- [Your objective]: Rewrite the entries from the start through the line containing "pillow xyxy=(314,447,368,478)", inclusive, changing "washbasin" to "sink" and keeping everything else the same.

begin

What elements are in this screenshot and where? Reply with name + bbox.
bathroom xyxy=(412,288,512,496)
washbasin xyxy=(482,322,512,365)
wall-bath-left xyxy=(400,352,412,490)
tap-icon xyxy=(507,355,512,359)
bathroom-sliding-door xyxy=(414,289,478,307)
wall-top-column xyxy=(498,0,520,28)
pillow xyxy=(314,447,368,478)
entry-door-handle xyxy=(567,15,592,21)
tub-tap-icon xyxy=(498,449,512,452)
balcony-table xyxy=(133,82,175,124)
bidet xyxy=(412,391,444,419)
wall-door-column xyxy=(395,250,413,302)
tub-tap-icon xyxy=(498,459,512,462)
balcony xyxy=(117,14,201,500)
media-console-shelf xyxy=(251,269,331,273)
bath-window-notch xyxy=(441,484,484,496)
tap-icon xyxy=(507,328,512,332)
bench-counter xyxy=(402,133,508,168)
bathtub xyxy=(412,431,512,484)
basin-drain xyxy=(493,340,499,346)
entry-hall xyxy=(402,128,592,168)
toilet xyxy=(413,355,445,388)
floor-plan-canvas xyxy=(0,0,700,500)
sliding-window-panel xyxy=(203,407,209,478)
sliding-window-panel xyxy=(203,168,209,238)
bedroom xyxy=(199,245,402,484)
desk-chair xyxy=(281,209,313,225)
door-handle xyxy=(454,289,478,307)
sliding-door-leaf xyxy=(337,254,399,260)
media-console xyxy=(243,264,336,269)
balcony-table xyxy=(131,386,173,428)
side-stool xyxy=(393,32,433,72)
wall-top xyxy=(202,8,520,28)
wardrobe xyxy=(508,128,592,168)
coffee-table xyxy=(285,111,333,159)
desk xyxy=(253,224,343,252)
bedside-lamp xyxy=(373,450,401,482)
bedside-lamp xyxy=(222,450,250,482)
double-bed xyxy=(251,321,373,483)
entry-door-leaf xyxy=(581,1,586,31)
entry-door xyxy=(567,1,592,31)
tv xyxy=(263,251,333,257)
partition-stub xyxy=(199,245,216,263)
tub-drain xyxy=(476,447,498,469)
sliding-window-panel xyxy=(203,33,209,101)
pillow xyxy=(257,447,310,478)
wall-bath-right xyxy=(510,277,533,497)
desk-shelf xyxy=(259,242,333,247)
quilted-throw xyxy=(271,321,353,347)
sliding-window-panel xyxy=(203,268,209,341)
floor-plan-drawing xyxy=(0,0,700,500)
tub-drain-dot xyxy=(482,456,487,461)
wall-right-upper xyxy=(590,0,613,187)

end

- [Result for this exercise]:
What elements are in this screenshot and where? Reply with name + bbox.
bathroom xyxy=(412,288,512,496)
sink xyxy=(482,322,512,365)
wall-bath-left xyxy=(400,352,412,490)
tap-icon xyxy=(507,355,512,359)
bathroom-sliding-door xyxy=(414,289,478,307)
wall-top-column xyxy=(498,0,520,28)
pillow xyxy=(314,447,368,478)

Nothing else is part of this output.